▸ The problem
Could you repeat the records below exactly, leaving out any pictures?

▸ Source data
● ● ● ● ●

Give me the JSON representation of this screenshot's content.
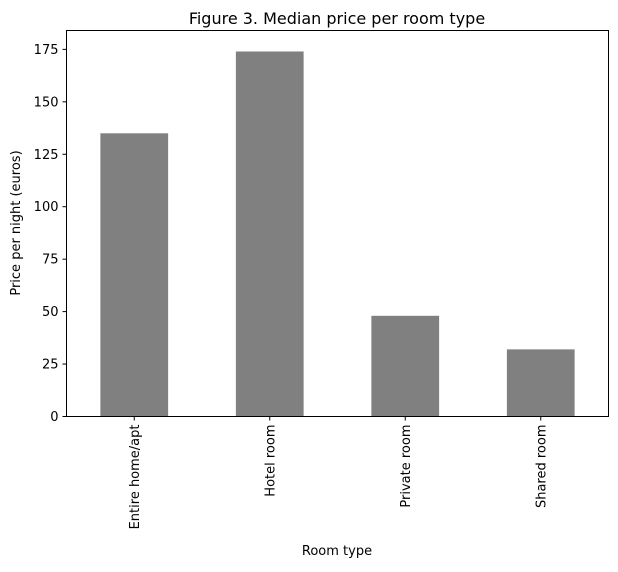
{
  "chart_data": {
    "type": "bar",
    "title": "Figure 3. Median price per room type",
    "xlabel": "Room type",
    "ylabel": "Price per night (euros)",
    "categories": [
      "Entire home/apt",
      "Hotel room",
      "Private room",
      "Shared room"
    ],
    "values": [
      135,
      174,
      48,
      32
    ],
    "ylim": [
      0,
      184
    ],
    "yticks": [
      0,
      25,
      50,
      75,
      100,
      125,
      150,
      175
    ],
    "bar_color": "#808080",
    "grid": false,
    "legend": "none"
  }
}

● ● ● ● ●

▸ Finished exercise
Give me the JSON representation of this screenshot's content.
{
  "chart_data": {
    "type": "bar",
    "title": "Figure 3. Median price per room type",
    "xlabel": "Room type",
    "ylabel": "Price per night (euros)",
    "categories": [
      "Entire home/apt",
      "Hotel room",
      "Private room",
      "Shared room"
    ],
    "values": [
      135,
      174,
      48,
      32
    ],
    "ylim": [
      0,
      184
    ],
    "yticks": [
      0,
      25,
      50,
      75,
      100,
      125,
      150,
      175
    ],
    "bar_color": "#808080",
    "grid": false,
    "legend": "none"
  }
}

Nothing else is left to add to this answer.